# YOUR GOAL
All entries must be repeated exactly; do not include the pictures.
## Begin
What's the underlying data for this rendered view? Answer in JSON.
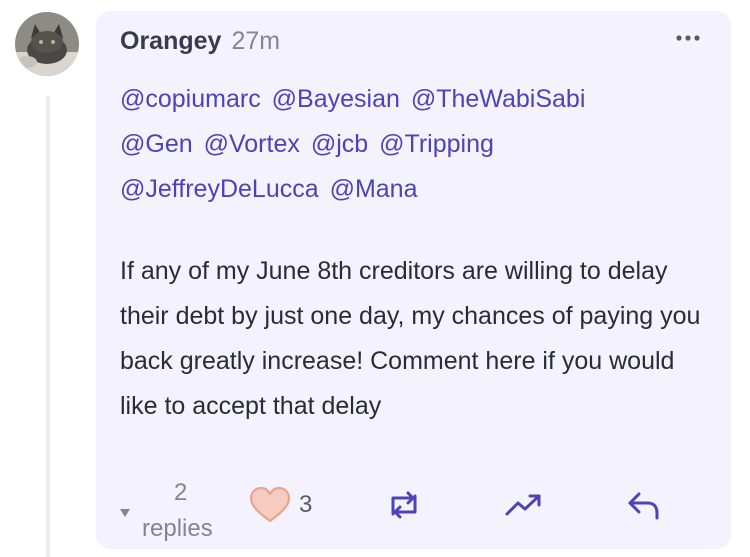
{
  "comment": {
    "author": "Orangey",
    "time": "27m",
    "mentions": [
      "@copiumarc",
      "@Bayesian",
      "@TheWabiSabi",
      "@Gen",
      "@Vortex",
      "@jcb",
      "@Tripping",
      "@JeffreyDeLucca",
      "@Mana"
    ],
    "body": "If any of my June 8th creditors are willing to delay their debt by just one day, my chances of paying you back greatly increase! Comment here if you would like to accept that delay",
    "replies_count": "2",
    "replies_label": "replies",
    "likes_count": "3"
  },
  "icons": {
    "more": "more-dots-icon",
    "like": "heart-icon",
    "repost": "repost-icon",
    "trending": "trending-up-icon",
    "reply": "reply-arrow-icon",
    "caret": "caret-down-icon"
  },
  "colors": {
    "card_bg": "#f4f3fd",
    "mention": "#4d43b9",
    "heart_fill": "#f6cbc0",
    "heart_stroke": "#e9a48f",
    "icon": "#4d43b9",
    "muted": "#86858f"
  }
}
## End
# THE RESPONSE
What's the underlying data for this rendered view? Answer in JSON.
{
  "comment": {
    "author": "Orangey",
    "time": "27m",
    "mentions": [
      "@copiumarc",
      "@Bayesian",
      "@TheWabiSabi",
      "@Gen",
      "@Vortex",
      "@jcb",
      "@Tripping",
      "@JeffreyDeLucca",
      "@Mana"
    ],
    "body": "If any of my June 8th creditors are willing to delay their debt by just one day, my chances of paying you back greatly increase! Comment here if you would like to accept that delay",
    "replies_count": "2",
    "replies_label": "replies",
    "likes_count": "3"
  },
  "icons": {
    "more": "more-dots-icon",
    "like": "heart-icon",
    "repost": "repost-icon",
    "trending": "trending-up-icon",
    "reply": "reply-arrow-icon",
    "caret": "caret-down-icon"
  },
  "colors": {
    "card_bg": "#f4f3fd",
    "mention": "#4d43b9",
    "heart_fill": "#f6cbc0",
    "heart_stroke": "#e9a48f",
    "icon": "#4d43b9",
    "muted": "#86858f"
  }
}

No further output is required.